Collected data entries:
====================

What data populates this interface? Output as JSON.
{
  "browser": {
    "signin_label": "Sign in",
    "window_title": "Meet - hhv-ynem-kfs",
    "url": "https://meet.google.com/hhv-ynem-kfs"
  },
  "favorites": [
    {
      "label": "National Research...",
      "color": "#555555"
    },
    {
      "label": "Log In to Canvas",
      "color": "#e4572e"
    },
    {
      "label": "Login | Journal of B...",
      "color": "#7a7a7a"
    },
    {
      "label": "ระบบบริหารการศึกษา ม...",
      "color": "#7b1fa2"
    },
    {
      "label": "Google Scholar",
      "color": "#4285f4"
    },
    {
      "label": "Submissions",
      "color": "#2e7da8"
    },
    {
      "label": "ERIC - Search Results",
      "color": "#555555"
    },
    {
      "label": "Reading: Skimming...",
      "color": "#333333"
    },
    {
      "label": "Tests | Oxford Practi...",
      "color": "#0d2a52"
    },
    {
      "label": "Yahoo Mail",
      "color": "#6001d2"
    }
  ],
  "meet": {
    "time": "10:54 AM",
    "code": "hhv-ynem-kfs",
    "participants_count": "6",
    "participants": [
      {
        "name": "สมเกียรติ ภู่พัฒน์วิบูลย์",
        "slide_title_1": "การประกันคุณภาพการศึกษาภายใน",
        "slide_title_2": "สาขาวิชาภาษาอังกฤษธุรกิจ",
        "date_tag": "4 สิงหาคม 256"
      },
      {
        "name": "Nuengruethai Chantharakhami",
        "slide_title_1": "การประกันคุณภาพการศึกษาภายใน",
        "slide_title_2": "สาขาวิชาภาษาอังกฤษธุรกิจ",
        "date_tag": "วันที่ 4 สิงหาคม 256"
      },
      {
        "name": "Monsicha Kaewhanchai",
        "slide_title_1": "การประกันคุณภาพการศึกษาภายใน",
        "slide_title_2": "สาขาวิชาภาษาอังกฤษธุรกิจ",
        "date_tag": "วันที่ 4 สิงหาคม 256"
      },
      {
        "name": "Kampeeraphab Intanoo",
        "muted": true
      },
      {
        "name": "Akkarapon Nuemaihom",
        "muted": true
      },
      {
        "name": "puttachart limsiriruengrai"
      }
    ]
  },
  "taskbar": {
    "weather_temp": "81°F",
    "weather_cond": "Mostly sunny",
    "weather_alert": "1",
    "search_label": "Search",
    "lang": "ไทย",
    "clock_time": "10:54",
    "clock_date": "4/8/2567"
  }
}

====================

* Prompt:
Return all of the data exactly as it reads.

* Exercise answer:
What data populates this interface? Output as JSON.
{
  "browser": {
    "signin_label": "Sign in",
    "window_title": "Meet - hhv-ynem-kfs",
    "url": "https://meet.google.com/hhv-ynem-kfs"
  },
  "favorites": [
    {
      "label": "National Research...",
      "color": "#555555"
    },
    {
      "label": "Log In to Canvas",
      "color": "#e4572e"
    },
    {
      "label": "Login | Journal of B...",
      "color": "#7a7a7a"
    },
    {
      "label": "ระบบบริหารการศึกษา ม...",
      "color": "#7b1fa2"
    },
    {
      "label": "Google Scholar",
      "color": "#4285f4"
    },
    {
      "label": "Submissions",
      "color": "#2e7da8"
    },
    {
      "label": "ERIC - Search Results",
      "color": "#555555"
    },
    {
      "label": "Reading: Skimming...",
      "color": "#333333"
    },
    {
      "label": "Tests | Oxford Practi...",
      "color": "#0d2a52"
    },
    {
      "label": "Yahoo Mail",
      "color": "#6001d2"
    }
  ],
  "meet": {
    "time": "10:54 AM",
    "code": "hhv-ynem-kfs",
    "participants_count": "6",
    "participants": [
      {
        "name": "สมเกียรติ ภู่พัฒน์วิบูลย์",
        "slide_title_1": "การประกันคุณภาพการศึกษาภายใน",
        "slide_title_2": "สาขาวิชาภาษาอังกฤษธุรกิจ",
        "date_tag": "4 สิงหาคม 256"
      },
      {
        "name": "Nuengruethai Chantharakhami",
        "slide_title_1": "การประกันคุณภาพการศึกษาภายใน",
        "slide_title_2": "สาขาวิชาภาษาอังกฤษธุรกิจ",
        "date_tag": "วันที่ 4 สิงหาคม 256"
      },
      {
        "name": "Monsicha Kaewhanchai",
        "slide_title_1": "การประกันคุณภาพการศึกษาภายใน",
        "slide_title_2": "สาขาวิชาภาษาอังกฤษธุรกิจ",
        "date_tag": "วันที่ 4 สิงหาคม 256"
      },
      {
        "name": "Kampeeraphab Intanoo",
        "muted": true
      },
      {
        "name": "Akkarapon Nuemaihom",
        "muted": true
      },
      {
        "name": "puttachart limsiriruengrai"
      }
    ]
  },
  "taskbar": {
    "weather_temp": "81°F",
    "weather_cond": "Mostly sunny",
    "weather_alert": "1",
    "search_label": "Search",
    "lang": "ไทย",
    "clock_time": "10:54",
    "clock_date": "4/8/2567"
  }
}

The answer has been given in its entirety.